───── Records supplied ─────

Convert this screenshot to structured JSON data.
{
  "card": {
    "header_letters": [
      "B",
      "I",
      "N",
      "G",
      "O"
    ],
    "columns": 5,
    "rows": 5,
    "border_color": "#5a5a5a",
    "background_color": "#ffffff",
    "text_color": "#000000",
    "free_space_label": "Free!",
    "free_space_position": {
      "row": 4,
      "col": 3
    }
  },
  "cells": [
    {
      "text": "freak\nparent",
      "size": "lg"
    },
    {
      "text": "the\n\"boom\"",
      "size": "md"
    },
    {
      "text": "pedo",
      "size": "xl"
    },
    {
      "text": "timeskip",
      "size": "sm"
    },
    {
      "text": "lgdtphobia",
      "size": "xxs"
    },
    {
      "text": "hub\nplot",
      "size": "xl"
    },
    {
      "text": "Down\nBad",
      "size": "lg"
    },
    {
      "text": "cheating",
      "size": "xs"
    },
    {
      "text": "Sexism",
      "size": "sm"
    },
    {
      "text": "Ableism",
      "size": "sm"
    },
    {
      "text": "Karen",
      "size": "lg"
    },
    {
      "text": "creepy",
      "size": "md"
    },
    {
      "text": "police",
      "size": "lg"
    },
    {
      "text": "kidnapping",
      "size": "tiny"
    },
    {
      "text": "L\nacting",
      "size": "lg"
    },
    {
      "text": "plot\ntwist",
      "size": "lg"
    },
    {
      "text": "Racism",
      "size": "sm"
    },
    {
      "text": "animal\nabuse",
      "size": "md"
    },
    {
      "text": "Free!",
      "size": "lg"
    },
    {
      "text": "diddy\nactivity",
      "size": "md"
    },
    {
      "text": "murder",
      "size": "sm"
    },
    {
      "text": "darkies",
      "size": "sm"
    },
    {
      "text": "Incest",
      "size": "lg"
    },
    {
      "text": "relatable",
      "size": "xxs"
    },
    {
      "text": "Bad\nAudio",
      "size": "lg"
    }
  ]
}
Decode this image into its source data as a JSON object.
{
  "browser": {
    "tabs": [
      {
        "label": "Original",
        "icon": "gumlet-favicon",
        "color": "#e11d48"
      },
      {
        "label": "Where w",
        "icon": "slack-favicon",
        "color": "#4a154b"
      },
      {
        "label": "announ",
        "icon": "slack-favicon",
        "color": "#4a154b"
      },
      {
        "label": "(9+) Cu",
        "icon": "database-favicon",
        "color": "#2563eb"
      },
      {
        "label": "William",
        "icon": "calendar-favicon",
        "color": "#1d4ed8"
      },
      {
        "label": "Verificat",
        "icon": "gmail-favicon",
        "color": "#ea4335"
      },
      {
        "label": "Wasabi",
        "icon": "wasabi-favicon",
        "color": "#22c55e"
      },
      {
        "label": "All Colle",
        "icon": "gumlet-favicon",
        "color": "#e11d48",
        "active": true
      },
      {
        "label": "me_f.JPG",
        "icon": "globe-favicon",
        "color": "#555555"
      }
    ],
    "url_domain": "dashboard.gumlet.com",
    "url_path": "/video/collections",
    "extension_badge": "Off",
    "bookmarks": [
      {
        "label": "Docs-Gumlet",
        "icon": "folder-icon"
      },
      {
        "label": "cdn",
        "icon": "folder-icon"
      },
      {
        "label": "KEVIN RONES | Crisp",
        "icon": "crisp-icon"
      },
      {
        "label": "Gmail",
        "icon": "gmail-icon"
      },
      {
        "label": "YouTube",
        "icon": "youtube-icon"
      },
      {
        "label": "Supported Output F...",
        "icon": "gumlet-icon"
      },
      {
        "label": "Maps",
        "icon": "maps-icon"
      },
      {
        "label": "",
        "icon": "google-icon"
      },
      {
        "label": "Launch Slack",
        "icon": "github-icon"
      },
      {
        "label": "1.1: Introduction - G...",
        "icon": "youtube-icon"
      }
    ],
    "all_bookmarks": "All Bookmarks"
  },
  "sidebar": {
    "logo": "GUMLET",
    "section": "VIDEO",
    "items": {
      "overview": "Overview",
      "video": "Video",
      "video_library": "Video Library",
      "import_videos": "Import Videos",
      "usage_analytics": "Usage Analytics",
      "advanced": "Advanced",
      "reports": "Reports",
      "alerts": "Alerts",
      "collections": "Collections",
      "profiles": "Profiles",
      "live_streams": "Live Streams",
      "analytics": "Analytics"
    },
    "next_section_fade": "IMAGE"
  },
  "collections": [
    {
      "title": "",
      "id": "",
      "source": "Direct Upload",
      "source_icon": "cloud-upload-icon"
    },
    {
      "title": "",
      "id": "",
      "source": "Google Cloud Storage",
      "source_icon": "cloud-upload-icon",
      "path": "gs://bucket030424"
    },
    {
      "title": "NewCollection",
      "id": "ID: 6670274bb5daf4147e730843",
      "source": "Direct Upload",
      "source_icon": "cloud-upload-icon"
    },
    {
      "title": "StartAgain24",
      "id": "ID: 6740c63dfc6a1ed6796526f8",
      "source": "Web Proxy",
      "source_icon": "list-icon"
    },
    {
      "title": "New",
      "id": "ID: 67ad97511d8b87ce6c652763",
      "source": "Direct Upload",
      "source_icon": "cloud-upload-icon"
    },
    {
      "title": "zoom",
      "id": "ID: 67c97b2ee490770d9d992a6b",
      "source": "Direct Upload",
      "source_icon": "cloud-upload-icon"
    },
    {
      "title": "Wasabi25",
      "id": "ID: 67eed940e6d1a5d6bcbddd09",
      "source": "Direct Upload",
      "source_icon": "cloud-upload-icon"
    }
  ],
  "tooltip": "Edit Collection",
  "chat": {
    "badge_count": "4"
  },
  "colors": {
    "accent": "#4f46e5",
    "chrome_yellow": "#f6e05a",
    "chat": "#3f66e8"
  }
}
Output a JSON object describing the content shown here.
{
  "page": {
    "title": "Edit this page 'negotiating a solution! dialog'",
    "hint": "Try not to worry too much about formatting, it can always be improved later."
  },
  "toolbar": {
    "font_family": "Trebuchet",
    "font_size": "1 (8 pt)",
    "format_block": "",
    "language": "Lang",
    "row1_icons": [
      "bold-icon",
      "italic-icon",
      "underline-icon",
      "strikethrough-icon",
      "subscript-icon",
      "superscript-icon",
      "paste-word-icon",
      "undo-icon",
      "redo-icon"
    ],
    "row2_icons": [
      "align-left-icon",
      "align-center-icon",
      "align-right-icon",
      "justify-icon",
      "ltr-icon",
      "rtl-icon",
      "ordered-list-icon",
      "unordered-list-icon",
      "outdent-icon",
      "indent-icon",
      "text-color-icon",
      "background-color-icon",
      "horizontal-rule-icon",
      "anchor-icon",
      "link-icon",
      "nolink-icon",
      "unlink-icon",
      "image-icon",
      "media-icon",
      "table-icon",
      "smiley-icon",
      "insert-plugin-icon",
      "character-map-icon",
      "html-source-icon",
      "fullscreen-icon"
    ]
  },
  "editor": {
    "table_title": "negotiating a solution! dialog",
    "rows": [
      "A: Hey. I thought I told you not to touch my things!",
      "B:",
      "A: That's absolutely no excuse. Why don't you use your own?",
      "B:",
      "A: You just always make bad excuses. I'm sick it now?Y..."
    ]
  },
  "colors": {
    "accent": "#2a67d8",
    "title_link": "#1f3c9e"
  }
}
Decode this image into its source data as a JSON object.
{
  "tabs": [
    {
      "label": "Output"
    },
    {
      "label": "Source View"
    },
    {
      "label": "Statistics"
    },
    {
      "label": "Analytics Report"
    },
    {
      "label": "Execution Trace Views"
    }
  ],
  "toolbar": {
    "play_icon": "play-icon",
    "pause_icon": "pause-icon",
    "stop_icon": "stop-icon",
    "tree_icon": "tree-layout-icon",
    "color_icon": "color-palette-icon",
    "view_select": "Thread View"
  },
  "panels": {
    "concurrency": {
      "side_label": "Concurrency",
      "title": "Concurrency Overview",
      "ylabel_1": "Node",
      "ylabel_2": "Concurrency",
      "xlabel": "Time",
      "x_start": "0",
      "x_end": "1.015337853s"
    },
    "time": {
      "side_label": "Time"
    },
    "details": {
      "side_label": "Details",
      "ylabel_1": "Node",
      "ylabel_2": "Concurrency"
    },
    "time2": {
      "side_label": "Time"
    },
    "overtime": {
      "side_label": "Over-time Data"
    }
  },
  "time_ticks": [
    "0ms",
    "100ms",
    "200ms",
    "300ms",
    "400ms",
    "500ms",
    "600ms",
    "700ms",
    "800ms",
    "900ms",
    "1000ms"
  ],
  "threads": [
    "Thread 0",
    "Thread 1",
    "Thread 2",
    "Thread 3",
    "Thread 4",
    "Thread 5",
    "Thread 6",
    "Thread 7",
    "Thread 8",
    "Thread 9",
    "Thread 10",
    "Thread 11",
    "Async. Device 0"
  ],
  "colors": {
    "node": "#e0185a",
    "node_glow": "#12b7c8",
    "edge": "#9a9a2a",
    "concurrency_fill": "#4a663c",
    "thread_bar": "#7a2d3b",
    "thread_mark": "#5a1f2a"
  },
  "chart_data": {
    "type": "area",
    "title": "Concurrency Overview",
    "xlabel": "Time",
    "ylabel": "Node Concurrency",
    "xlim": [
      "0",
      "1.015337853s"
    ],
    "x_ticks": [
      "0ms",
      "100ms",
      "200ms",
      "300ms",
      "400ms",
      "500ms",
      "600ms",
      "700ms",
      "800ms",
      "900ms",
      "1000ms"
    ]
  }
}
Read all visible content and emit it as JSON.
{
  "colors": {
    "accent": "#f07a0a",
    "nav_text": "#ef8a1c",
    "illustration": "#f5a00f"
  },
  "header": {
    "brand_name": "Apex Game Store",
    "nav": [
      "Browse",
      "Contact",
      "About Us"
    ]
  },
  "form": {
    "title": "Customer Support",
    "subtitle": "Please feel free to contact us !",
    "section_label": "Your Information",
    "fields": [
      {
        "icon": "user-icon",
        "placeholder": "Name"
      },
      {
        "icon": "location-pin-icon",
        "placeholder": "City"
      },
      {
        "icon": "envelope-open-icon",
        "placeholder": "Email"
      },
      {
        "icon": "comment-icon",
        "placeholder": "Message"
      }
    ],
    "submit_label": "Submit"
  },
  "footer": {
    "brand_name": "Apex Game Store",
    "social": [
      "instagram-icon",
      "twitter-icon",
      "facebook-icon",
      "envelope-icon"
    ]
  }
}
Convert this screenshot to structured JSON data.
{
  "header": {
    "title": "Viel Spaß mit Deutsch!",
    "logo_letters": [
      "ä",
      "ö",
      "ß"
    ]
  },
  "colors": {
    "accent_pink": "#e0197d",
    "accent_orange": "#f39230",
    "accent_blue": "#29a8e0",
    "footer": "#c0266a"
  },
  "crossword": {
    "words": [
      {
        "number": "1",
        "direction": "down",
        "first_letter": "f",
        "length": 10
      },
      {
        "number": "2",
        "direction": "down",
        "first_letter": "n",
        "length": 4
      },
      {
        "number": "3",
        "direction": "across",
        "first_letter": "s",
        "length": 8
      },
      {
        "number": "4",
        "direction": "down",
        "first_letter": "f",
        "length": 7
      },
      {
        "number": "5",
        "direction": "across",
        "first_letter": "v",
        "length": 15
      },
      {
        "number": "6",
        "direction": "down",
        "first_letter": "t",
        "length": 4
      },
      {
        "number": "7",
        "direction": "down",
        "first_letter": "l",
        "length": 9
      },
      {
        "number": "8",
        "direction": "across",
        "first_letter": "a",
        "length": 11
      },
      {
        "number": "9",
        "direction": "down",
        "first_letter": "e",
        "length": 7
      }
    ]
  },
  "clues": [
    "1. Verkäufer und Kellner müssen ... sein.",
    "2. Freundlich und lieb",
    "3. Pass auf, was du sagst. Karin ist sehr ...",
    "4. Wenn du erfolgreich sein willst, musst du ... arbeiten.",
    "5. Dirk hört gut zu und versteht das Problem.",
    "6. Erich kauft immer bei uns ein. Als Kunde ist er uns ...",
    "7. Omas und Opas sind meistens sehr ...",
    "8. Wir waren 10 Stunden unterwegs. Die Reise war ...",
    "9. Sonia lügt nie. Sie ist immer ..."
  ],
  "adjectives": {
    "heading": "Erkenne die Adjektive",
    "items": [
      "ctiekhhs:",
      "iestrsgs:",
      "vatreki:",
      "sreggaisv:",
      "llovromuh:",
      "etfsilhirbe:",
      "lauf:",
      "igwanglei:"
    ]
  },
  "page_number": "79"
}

─────

Identify every line where the string "Analytics" appears.

- _Response to this task_:
      "usage_analytics": "Usage Analytics",
      "analytics": "Analytics"
      "label": "Analytics Report"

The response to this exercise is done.